-- START Supplied data --
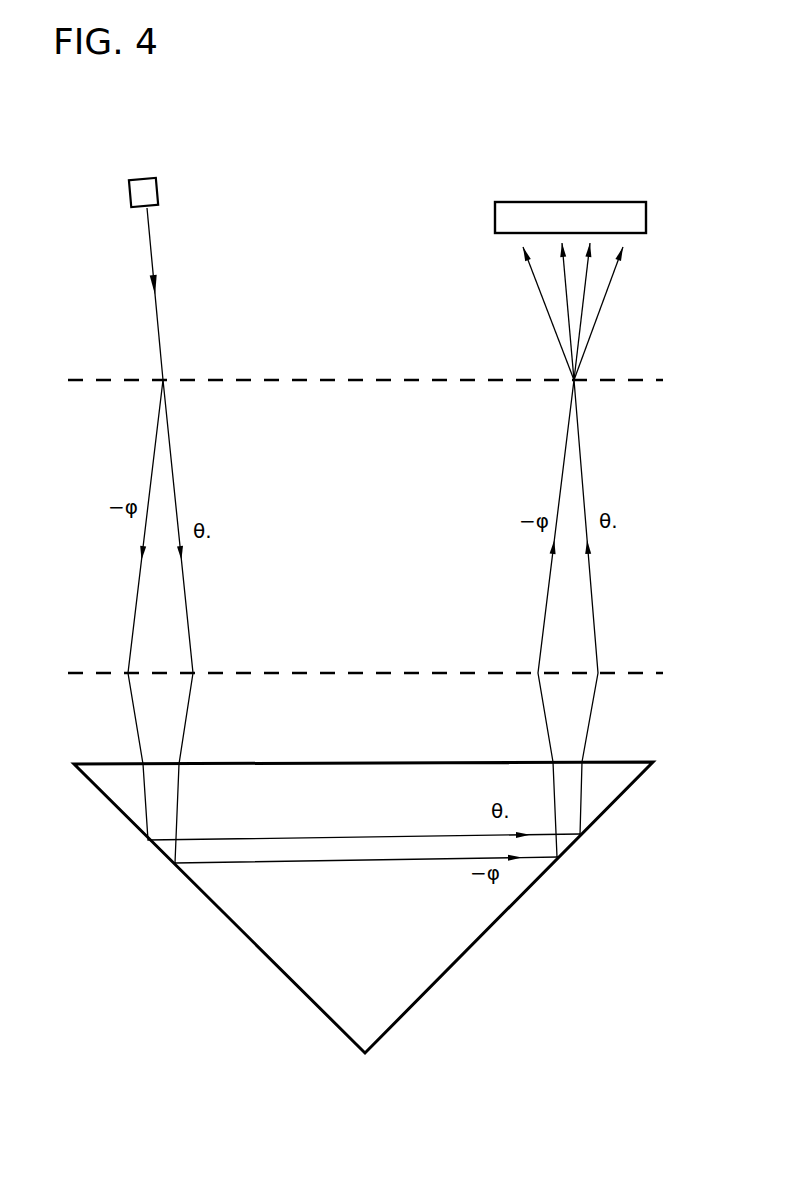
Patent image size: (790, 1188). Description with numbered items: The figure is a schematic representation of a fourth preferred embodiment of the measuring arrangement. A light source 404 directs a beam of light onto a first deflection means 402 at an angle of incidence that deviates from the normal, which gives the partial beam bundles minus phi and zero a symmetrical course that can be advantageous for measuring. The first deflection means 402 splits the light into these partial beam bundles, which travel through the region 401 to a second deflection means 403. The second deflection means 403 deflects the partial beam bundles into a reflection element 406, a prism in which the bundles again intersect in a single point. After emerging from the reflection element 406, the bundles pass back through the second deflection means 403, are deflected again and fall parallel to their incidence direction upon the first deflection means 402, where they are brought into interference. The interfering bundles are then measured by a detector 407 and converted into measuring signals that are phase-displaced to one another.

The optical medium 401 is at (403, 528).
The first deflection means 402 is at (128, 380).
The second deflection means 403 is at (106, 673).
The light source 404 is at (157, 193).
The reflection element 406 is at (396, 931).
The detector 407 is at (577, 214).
-- END Supplied data --
-- START Supplied data --
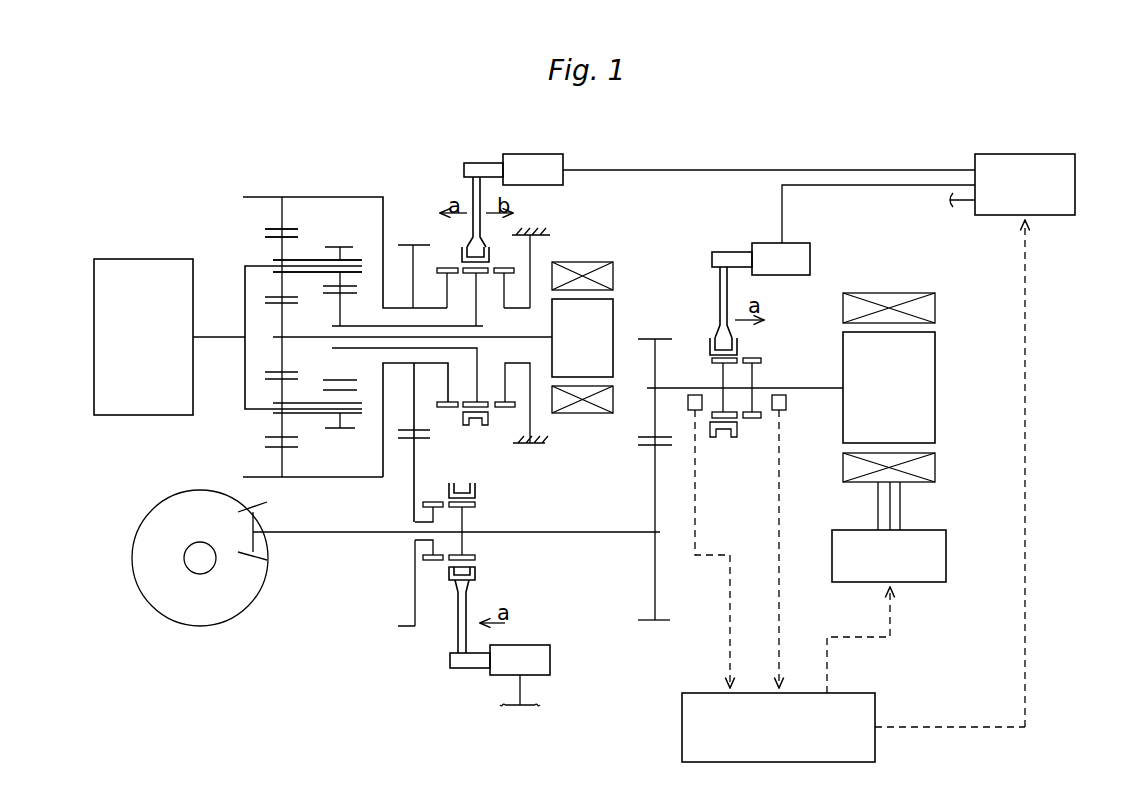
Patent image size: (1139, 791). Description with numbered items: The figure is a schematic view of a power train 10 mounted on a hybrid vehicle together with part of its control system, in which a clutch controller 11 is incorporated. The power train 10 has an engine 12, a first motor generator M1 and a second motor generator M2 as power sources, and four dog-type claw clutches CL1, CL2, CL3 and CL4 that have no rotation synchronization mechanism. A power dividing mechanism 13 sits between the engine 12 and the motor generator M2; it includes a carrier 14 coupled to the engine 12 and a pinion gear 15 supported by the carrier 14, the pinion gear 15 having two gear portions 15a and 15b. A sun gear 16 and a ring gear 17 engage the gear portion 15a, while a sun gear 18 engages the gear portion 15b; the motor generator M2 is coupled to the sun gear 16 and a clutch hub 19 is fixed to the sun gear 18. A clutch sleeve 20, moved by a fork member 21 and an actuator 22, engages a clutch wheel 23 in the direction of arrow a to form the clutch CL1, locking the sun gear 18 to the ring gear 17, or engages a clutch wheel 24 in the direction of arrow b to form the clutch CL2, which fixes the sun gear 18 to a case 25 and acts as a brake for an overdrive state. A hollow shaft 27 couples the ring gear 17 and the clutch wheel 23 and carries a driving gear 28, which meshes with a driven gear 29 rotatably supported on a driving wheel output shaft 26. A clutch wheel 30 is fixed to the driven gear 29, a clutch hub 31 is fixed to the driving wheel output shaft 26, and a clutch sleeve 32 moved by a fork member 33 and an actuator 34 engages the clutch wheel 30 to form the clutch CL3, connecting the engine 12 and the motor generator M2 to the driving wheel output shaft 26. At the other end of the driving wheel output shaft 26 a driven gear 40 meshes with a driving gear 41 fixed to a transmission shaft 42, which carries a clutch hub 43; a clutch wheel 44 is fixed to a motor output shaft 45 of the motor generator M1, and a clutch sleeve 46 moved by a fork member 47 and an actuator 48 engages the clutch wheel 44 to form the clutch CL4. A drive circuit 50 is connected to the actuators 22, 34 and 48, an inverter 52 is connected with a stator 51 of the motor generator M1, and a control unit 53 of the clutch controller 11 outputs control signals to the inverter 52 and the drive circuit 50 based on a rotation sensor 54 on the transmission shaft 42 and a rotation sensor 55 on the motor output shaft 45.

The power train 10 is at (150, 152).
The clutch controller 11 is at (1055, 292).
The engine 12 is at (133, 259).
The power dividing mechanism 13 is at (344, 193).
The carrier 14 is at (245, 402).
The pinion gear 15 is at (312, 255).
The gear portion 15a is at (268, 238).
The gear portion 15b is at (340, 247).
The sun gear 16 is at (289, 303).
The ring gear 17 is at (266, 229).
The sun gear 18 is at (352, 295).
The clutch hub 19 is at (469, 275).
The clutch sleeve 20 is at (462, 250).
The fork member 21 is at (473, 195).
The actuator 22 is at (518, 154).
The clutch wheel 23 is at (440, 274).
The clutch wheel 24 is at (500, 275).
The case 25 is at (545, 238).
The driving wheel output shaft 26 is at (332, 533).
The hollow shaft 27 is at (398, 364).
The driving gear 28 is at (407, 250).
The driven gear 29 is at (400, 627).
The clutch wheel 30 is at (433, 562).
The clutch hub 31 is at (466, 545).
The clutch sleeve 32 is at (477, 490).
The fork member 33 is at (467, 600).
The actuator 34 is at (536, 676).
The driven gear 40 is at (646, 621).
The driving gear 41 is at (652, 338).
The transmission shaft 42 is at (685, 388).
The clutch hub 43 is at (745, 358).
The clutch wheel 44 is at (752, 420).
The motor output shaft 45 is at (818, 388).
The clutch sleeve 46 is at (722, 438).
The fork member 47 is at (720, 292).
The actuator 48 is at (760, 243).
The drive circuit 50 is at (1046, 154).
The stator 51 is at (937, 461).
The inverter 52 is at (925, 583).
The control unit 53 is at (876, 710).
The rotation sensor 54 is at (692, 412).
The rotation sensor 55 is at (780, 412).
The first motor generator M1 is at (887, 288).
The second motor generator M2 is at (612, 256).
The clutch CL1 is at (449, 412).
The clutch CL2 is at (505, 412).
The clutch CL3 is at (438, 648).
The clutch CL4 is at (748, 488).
-- END Supplied data --
• [Instructions to follow]:
Turn the lines of the material into a numbered list, starting with the line that contains "Patent image size: (790, 1188)." and going on through the line that contains "The detector 407 is at (577, 214).", with both of those lines included and any blank lines left out.

• [Solution to the problem]:
1. Patent image size: (790, 1188). Description with numbered items: The figure is a schematic representation of a fourth preferred embodiment of the measuring arrangement. A light source 404 directs a beam of light onto a first deflection means 402 at an angle of incidence that deviates from the normal, which gives the partial beam bundles minus phi and zero a symmetrical course that can be advantageous for measuring. The first deflection means 402 splits the light into these partial beam bundles, which travel through the region 401 to a second deflection means 403. The second deflection means 403 deflects the partial beam bundles into a reflection element 406, a prism in which the bundles again intersect in a single point. After emerging from the reflection element 406, the bundles pass back through the second deflection means 403, are deflected again and fall parallel to their incidence direction upon the first deflection means 402, where they are brought into interference. The interfering bundles are then measured by a detector 407 and converted into measuring signals that are phase-displaced to one another.
2. The optical medium 401 is at (403, 528).
3. The first deflection means 402 is at (128, 380).
4. The second deflection means 403 is at (106, 673).
5. The light source 404 is at (157, 193).
6. The reflection element 406 is at (396, 931).
7. The detector 407 is at (577, 214).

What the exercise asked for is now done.